Material for the task:
((

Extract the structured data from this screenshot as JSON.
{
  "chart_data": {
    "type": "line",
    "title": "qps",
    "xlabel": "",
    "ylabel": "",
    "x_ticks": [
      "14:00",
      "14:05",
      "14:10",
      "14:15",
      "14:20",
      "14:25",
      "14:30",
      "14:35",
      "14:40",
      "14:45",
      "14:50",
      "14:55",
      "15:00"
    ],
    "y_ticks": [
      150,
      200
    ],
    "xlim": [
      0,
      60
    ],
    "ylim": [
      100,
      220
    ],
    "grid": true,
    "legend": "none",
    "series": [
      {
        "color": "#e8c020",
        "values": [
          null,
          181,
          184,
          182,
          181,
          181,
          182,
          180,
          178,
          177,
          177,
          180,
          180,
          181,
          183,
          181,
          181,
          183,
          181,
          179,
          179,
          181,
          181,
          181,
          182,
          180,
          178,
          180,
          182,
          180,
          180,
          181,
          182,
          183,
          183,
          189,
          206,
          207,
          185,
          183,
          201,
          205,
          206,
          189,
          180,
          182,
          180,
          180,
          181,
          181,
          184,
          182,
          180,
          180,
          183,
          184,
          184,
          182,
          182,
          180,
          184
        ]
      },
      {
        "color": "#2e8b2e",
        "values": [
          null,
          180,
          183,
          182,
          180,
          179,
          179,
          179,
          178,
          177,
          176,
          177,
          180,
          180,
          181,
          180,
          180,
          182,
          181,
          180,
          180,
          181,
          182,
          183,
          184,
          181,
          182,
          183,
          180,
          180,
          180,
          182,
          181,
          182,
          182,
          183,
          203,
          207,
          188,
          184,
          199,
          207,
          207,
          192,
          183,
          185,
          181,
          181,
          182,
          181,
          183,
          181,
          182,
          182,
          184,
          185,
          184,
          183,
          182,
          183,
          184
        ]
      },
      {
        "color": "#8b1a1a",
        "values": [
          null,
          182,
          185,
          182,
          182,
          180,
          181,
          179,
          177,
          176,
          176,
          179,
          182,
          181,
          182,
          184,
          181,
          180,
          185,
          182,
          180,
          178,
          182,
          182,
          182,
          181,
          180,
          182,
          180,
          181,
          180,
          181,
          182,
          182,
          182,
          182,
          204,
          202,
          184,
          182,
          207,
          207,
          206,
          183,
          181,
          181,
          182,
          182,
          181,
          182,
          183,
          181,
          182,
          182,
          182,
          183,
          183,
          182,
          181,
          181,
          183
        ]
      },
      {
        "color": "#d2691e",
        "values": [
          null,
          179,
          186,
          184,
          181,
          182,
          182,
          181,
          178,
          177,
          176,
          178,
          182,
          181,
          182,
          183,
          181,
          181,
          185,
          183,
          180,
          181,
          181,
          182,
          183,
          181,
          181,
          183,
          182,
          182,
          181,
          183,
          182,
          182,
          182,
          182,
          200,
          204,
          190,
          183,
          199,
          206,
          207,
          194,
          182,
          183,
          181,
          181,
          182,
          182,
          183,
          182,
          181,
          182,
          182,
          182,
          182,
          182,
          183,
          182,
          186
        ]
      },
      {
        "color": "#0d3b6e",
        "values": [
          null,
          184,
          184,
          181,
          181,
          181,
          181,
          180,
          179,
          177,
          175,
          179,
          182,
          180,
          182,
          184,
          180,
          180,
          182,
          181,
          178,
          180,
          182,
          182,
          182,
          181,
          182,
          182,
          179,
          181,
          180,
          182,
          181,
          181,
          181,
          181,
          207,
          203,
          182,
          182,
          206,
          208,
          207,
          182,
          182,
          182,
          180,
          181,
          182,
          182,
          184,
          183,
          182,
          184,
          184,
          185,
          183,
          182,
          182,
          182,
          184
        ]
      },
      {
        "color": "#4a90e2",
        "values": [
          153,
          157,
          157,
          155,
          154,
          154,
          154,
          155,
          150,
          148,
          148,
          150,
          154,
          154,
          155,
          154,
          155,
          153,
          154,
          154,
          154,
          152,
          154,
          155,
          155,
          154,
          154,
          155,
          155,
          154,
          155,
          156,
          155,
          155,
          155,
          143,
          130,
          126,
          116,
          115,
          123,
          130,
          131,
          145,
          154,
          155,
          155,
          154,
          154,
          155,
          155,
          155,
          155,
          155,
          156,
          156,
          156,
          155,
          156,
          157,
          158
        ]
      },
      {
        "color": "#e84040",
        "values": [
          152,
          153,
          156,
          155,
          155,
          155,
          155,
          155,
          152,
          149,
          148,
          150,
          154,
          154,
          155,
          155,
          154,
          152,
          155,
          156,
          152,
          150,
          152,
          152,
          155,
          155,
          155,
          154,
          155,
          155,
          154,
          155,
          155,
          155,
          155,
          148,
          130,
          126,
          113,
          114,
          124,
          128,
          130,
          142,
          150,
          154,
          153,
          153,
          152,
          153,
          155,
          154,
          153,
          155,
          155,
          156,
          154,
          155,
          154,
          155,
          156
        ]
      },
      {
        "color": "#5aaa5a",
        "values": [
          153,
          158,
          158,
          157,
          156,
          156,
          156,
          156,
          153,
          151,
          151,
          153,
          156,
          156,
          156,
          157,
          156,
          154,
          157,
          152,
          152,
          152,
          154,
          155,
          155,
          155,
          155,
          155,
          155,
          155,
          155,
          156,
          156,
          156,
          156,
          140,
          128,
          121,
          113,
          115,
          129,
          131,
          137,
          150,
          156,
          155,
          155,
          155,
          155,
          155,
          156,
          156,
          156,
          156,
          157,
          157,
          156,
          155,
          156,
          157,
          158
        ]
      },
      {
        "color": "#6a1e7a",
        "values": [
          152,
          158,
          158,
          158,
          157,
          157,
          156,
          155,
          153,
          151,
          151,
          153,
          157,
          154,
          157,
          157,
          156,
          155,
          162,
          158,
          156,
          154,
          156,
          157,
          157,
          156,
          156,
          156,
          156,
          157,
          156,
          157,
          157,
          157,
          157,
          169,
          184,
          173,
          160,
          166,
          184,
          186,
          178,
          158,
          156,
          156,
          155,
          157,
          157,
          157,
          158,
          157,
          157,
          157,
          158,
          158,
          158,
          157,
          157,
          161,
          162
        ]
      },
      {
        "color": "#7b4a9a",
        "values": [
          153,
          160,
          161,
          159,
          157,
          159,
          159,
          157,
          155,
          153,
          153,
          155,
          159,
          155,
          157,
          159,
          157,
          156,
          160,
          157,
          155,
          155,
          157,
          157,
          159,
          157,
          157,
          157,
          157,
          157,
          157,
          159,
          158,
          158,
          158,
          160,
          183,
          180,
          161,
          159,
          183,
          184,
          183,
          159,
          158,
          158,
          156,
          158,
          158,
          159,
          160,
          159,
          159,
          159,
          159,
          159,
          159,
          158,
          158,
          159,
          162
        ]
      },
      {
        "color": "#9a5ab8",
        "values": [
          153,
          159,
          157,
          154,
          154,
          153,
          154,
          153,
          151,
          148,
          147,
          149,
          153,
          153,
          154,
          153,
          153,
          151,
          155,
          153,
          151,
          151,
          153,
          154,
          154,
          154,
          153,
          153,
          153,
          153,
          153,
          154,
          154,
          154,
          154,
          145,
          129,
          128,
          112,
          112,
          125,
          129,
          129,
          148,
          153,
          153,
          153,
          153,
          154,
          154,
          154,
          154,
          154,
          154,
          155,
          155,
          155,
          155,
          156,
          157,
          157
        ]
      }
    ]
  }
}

))

What the task requires:
Report only the number of lines in the data above that contain "color".

Output of the exercise:
11